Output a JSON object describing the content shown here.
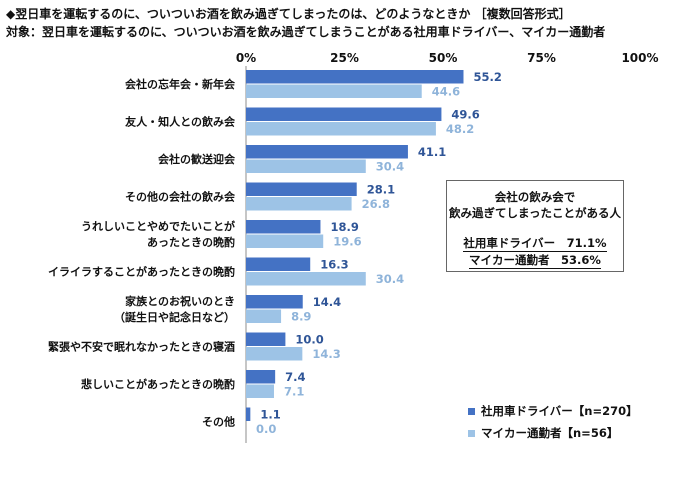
{
  "title": "◆翌日車を運転するのに、ついついお酒を飲み過ぎてしまったのは、どのようなときか ［複数回答形式］",
  "subtitle": "対象：翌日車を運転するのに、ついついお酒を飲み過ぎてしまうことがある社用車ドライバー、マイカー通勤者",
  "note": {
    "heading_line1": "会社の飲み会で",
    "heading_line2": "飲み過ぎてしまったことがある人",
    "row1": "社用車ドライバー　71.1%",
    "row2": "マイカー通勤者　53.6%"
  },
  "legend": [
    {
      "label": "社用車ドライバー【n=270】",
      "color": "#4472C4"
    },
    {
      "label": "マイカー通勤者【n=56】",
      "color": "#9DC3E6"
    }
  ],
  "chart_data": {
    "type": "bar",
    "orientation": "horizontal",
    "x_ticks": [
      "0%",
      "25%",
      "50%",
      "75%",
      "100%"
    ],
    "xlim": [
      0,
      100
    ],
    "categories": [
      [
        "会社の忘年会・新年会"
      ],
      [
        "友人・知人との飲み会"
      ],
      [
        "会社の歓送迎会"
      ],
      [
        "その他の会社の飲み会"
      ],
      [
        "うれしいことやめでたいことが",
        "あったときの晩酌"
      ],
      [
        "イライラすることがあったときの晩酌"
      ],
      [
        "家族とのお祝いのとき",
        "（誕生日や記念日など）"
      ],
      [
        "緊張や不安で眠れなかったときの寝酒"
      ],
      [
        "悲しいことがあったときの晩酌"
      ],
      [
        "その他"
      ]
    ],
    "series": [
      {
        "name": "社用車ドライバー【n=270】",
        "color": "#4472C4",
        "label_color": "#2F5597",
        "values": [
          55.2,
          49.6,
          41.1,
          28.1,
          18.9,
          16.3,
          14.4,
          10.0,
          7.4,
          1.1
        ]
      },
      {
        "name": "マイカー通勤者【n=56】",
        "color": "#9DC3E6",
        "label_color": "#8FB4DA",
        "values": [
          44.6,
          48.2,
          30.4,
          26.8,
          19.6,
          30.4,
          8.9,
          14.3,
          7.1,
          0.0
        ]
      }
    ]
  }
}
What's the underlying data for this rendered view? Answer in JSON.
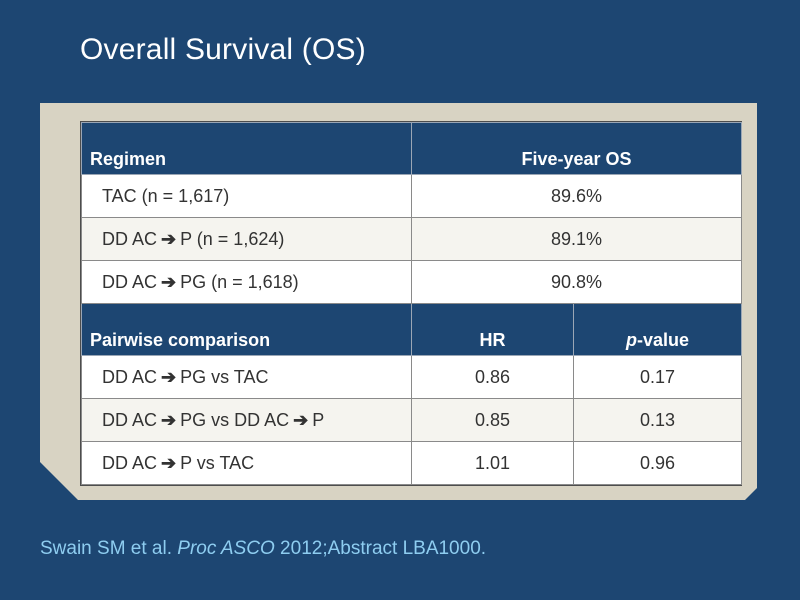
{
  "slide": {
    "title": "Overall Survival (OS)"
  },
  "table1": {
    "headers": {
      "regimen": "Regimen",
      "os": "Five-year OS"
    },
    "rows": [
      {
        "a": "TAC (n = 1,617)",
        "pre": "",
        "post": "",
        "value": "89.6%"
      },
      {
        "pre": "DD AC",
        "post": "P (n = 1,624)",
        "value": "89.1%"
      },
      {
        "pre": "DD AC",
        "post": "PG (n = 1,618)",
        "value": "90.8%"
      }
    ]
  },
  "table2": {
    "headers": {
      "comparison": "Pairwise comparison",
      "hr": "HR",
      "p_ital": "p",
      "p_rest": "-value"
    },
    "rows": [
      {
        "pre": "DD AC",
        "mid": "PG vs TAC",
        "hr": "0.86",
        "p": "0.17"
      },
      {
        "pre": "DD AC",
        "mid": "PG vs DD AC",
        "post": "P",
        "hr": "0.85",
        "p": "0.13"
      },
      {
        "pre": "DD AC",
        "mid": "P vs TAC",
        "hr": "1.01",
        "p": "0.96"
      }
    ]
  },
  "citation": {
    "authors": "Swain SM et al. ",
    "journal": "Proc ASCO",
    "rest": " 2012;Abstract LBA1000."
  },
  "arrow_glyph": "➔",
  "colors": {
    "background": "#1d4672",
    "panel": "#d8d3c3",
    "header": "#1d4672",
    "citation": "#8ecdf0"
  }
}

=====

# Written exercise
Output each line exactly; omit every picture.

# Exercise result
Output a JSON object describing the content shown here.
{
  "title": "◆翌日車を運転するのに、ついついお酒を飲み過ぎてしまったのは、どのようなときか ［複数回答形式］",
  "subtitle": "対象：翌日車を運転するのに、ついついお酒を飲み過ぎてしまうことがある社用車ドライバー、マイカー通勤者",
  "note": {
    "heading_line1": "会社の飲み会で",
    "heading_line2": "飲み過ぎてしまったことがある人",
    "row1": "社用車ドライバー　71.1%",
    "row2": "マイカー通勤者　53.6%"
  },
  "legend": [
    {
      "label": "社用車ドライバー【n=270】",
      "color": "#4472C4"
    },
    {
      "label": "マイカー通勤者【n=56】",
      "color": "#9DC3E6"
    }
  ],
  "chart_data": {
    "type": "bar",
    "orientation": "horizontal",
    "x_ticks": [
      "0%",
      "25%",
      "50%",
      "75%",
      "100%"
    ],
    "xlim": [
      0,
      100
    ],
    "categories": [
      [
        "会社の忘年会・新年会"
      ],
      [
        "友人・知人との飲み会"
      ],
      [
        "会社の歓送迎会"
      ],
      [
        "その他の会社の飲み会"
      ],
      [
        "うれしいことやめでたいことが",
        "あったときの晩酌"
      ],
      [
        "イライラすることがあったときの晩酌"
      ],
      [
        "家族とのお祝いのとき",
        "（誕生日や記念日など）"
      ],
      [
        "緊張や不安で眠れなかったときの寝酒"
      ],
      [
        "悲しいことがあったときの晩酌"
      ],
      [
        "その他"
      ]
    ],
    "series": [
      {
        "name": "社用車ドライバー【n=270】",
        "color": "#4472C4",
        "label_color": "#2F5597",
        "values": [
          55.2,
          49.6,
          41.1,
          28.1,
          18.9,
          16.3,
          14.4,
          10.0,
          7.4,
          1.1
        ]
      },
      {
        "name": "マイカー通勤者【n=56】",
        "color": "#9DC3E6",
        "label_color": "#8FB4DA",
        "values": [
          44.6,
          48.2,
          30.4,
          26.8,
          19.6,
          30.4,
          8.9,
          14.3,
          7.1,
          0.0
        ]
      }
    ]
  }
}
What's the underlying data for this rendered view? Answer in JSON.
{
  "slide": {
    "title": "Overall Survival (OS)"
  },
  "table1": {
    "headers": {
      "regimen": "Regimen",
      "os": "Five-year OS"
    },
    "rows": [
      {
        "a": "TAC (n = 1,617)",
        "pre": "",
        "post": "",
        "value": "89.6%"
      },
      {
        "pre": "DD AC",
        "post": "P (n = 1,624)",
        "value": "89.1%"
      },
      {
        "pre": "DD AC",
        "post": "PG (n = 1,618)",
        "value": "90.8%"
      }
    ]
  },
  "table2": {
    "headers": {
      "comparison": "Pairwise comparison",
      "hr": "HR",
      "p_ital": "p",
      "p_rest": "-value"
    },
    "rows": [
      {
        "pre": "DD AC",
        "mid": "PG vs TAC",
        "hr": "0.86",
        "p": "0.17"
      },
      {
        "pre": "DD AC",
        "mid": "PG vs DD AC",
        "post": "P",
        "hr": "0.85",
        "p": "0.13"
      },
      {
        "pre": "DD AC",
        "mid": "P vs TAC",
        "hr": "1.01",
        "p": "0.96"
      }
    ]
  },
  "citation": {
    "authors": "Swain SM et al. ",
    "journal": "Proc ASCO",
    "rest": " 2012;Abstract LBA1000."
  },
  "arrow_glyph": "➔",
  "colors": {
    "background": "#1d4672",
    "panel": "#d8d3c3",
    "header": "#1d4672",
    "citation": "#8ecdf0"
  }
}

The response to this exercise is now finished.